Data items

###

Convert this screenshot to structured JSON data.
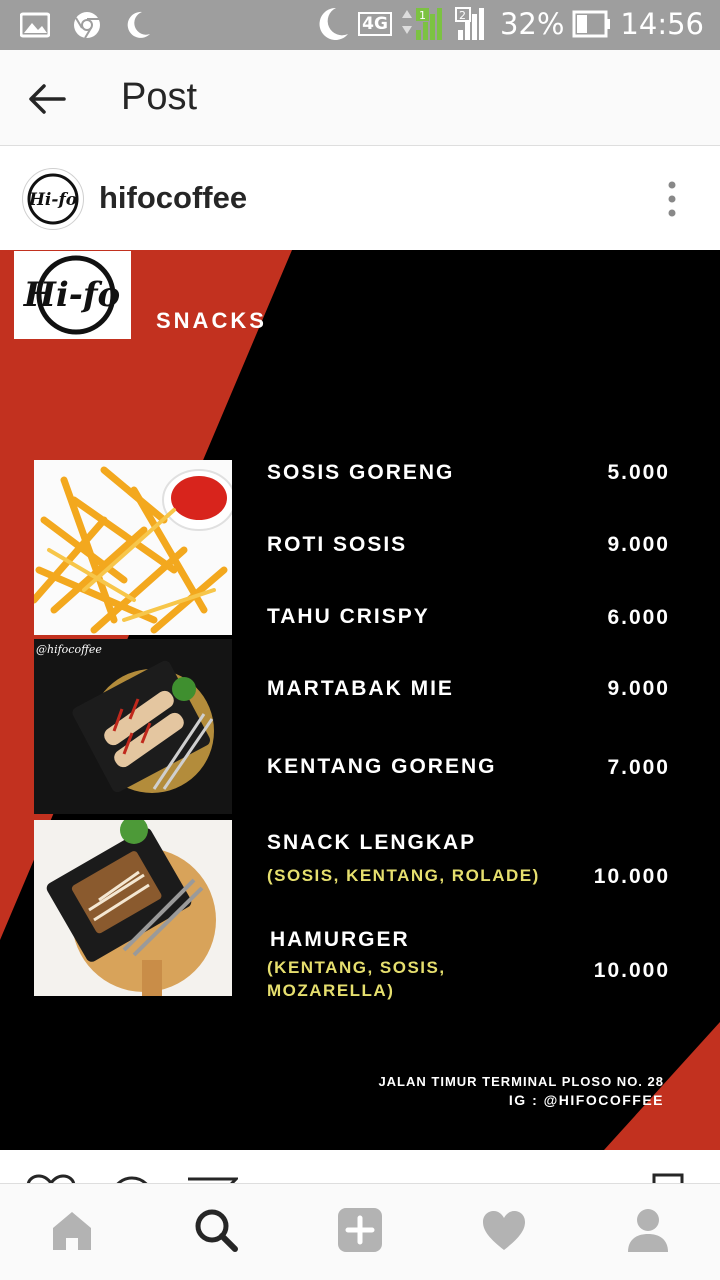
{
  "status_bar": {
    "icons_left": [
      "gallery-icon",
      "chrome-icon",
      "moon-icon"
    ],
    "network": "4G",
    "sim1": "1",
    "sim2": "2",
    "battery": "32%",
    "time": "14:56"
  },
  "header": {
    "title": "Post"
  },
  "post": {
    "username": "hifocoffee",
    "avatar_logo_text": "Hi-fo"
  },
  "menu": {
    "logo_text": "Hi-fo",
    "heading": "SNACKS",
    "photo_watermark": "@hifocoffee",
    "items": [
      {
        "name": "SOSIS GORENG",
        "price": "5.000"
      },
      {
        "name": "ROTI SOSIS",
        "price": "9.000"
      },
      {
        "name": "TAHU CRISPY",
        "price": "6.000"
      },
      {
        "name": "MARTABAK MIE",
        "price": "9.000"
      },
      {
        "name": "KENTANG GORENG",
        "price": "7.000"
      },
      {
        "name": "SNACK LENGKAP",
        "sub": "(SOSIS, KENTANG, ROLADE)",
        "price": "10.000"
      },
      {
        "name": "HAMURGER",
        "sub_line1": "(KENTANG, SOSIS,",
        "sub_line2": "MOZARELLA)",
        "price": "10.000"
      }
    ],
    "address": "JALAN TIMUR TERMINAL PLOSO NO. 28",
    "instagram": "IG : @HIFOCOFFEE"
  },
  "colors": {
    "accent_red": "#c2311f",
    "sub_text": "#e6df6e",
    "status_bar": "#9e9e9e"
  },
  "bottom_nav": [
    "home-icon",
    "search-icon",
    "add-icon",
    "heart-icon",
    "profile-icon"
  ]
}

###

Copy the material exactly. Do not include the pictures.

▸ EXERCISE ANSWER
Convert this screenshot to structured JSON data.
{
  "status_bar": {
    "icons_left": [
      "gallery-icon",
      "chrome-icon",
      "moon-icon"
    ],
    "network": "4G",
    "sim1": "1",
    "sim2": "2",
    "battery": "32%",
    "time": "14:56"
  },
  "header": {
    "title": "Post"
  },
  "post": {
    "username": "hifocoffee",
    "avatar_logo_text": "Hi-fo"
  },
  "menu": {
    "logo_text": "Hi-fo",
    "heading": "SNACKS",
    "photo_watermark": "@hifocoffee",
    "items": [
      {
        "name": "SOSIS GORENG",
        "price": "5.000"
      },
      {
        "name": "ROTI SOSIS",
        "price": "9.000"
      },
      {
        "name": "TAHU CRISPY",
        "price": "6.000"
      },
      {
        "name": "MARTABAK MIE",
        "price": "9.000"
      },
      {
        "name": "KENTANG GORENG",
        "price": "7.000"
      },
      {
        "name": "SNACK LENGKAP",
        "sub": "(SOSIS, KENTANG, ROLADE)",
        "price": "10.000"
      },
      {
        "name": "HAMURGER",
        "sub_line1": "(KENTANG, SOSIS,",
        "sub_line2": "MOZARELLA)",
        "price": "10.000"
      }
    ],
    "address": "JALAN TIMUR TERMINAL PLOSO NO. 28",
    "instagram": "IG : @HIFOCOFFEE"
  },
  "colors": {
    "accent_red": "#c2311f",
    "sub_text": "#e6df6e",
    "status_bar": "#9e9e9e"
  },
  "bottom_nav": [
    "home-icon",
    "search-icon",
    "add-icon",
    "heart-icon",
    "profile-icon"
  ]
}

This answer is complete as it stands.